* _DIRECTIONS FOR THIS TASK_
Go through the records and give each one again exactly.

----------------------------------------

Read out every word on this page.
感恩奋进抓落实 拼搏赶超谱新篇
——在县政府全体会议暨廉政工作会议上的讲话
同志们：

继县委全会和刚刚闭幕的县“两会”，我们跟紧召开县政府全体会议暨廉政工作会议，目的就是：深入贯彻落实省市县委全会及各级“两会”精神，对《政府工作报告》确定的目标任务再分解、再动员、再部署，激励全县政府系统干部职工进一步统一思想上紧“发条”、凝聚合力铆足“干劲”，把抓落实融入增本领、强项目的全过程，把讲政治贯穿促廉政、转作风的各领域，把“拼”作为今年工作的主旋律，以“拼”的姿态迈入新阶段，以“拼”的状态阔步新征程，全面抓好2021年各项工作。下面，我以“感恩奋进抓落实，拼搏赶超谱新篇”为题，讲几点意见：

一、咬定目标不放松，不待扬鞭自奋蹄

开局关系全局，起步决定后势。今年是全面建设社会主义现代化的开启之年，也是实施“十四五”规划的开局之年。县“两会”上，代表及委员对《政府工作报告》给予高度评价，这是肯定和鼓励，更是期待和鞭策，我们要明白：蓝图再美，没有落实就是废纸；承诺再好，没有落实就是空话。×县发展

----------------------------------------

* _ANSWER IN FULL_
Read out every word on this page.
感恩奋进抓落实 拼搏赶超谱新篇
——在县政府全体会议暨廉政工作会议上的讲话
同志们：

继县委全会和刚刚闭幕的县“两会”，我们跟紧召开县政府全体会议暨廉政工作会议，目的就是：深入贯彻落实省市县委全会及各级“两会”精神，对《政府工作报告》确定的目标任务再分解、再动员、再部署，激励全县政府系统干部职工进一步统一思想上紧“发条”、凝聚合力铆足“干劲”，把抓落实融入增本领、强项目的全过程，把讲政治贯穿促廉政、转作风的各领域，把“拼”作为今年工作的主旋律，以“拼”的姿态迈入新阶段，以“拼”的状态阔步新征程，全面抓好2021年各项工作。下面，我以“感恩奋进抓落实，拼搏赶超谱新篇”为题，讲几点意见：

一、咬定目标不放松，不待扬鞭自奋蹄

开局关系全局，起步决定后势。今年是全面建设社会主义现代化的开启之年，也是实施“十四五”规划的开局之年。县“两会”上，代表及委员对《政府工作报告》给予高度评价，这是肯定和鼓励，更是期待和鞭策，我们要明白：蓝图再美，没有落实就是废纸；承诺再好，没有落实就是空话。×县发展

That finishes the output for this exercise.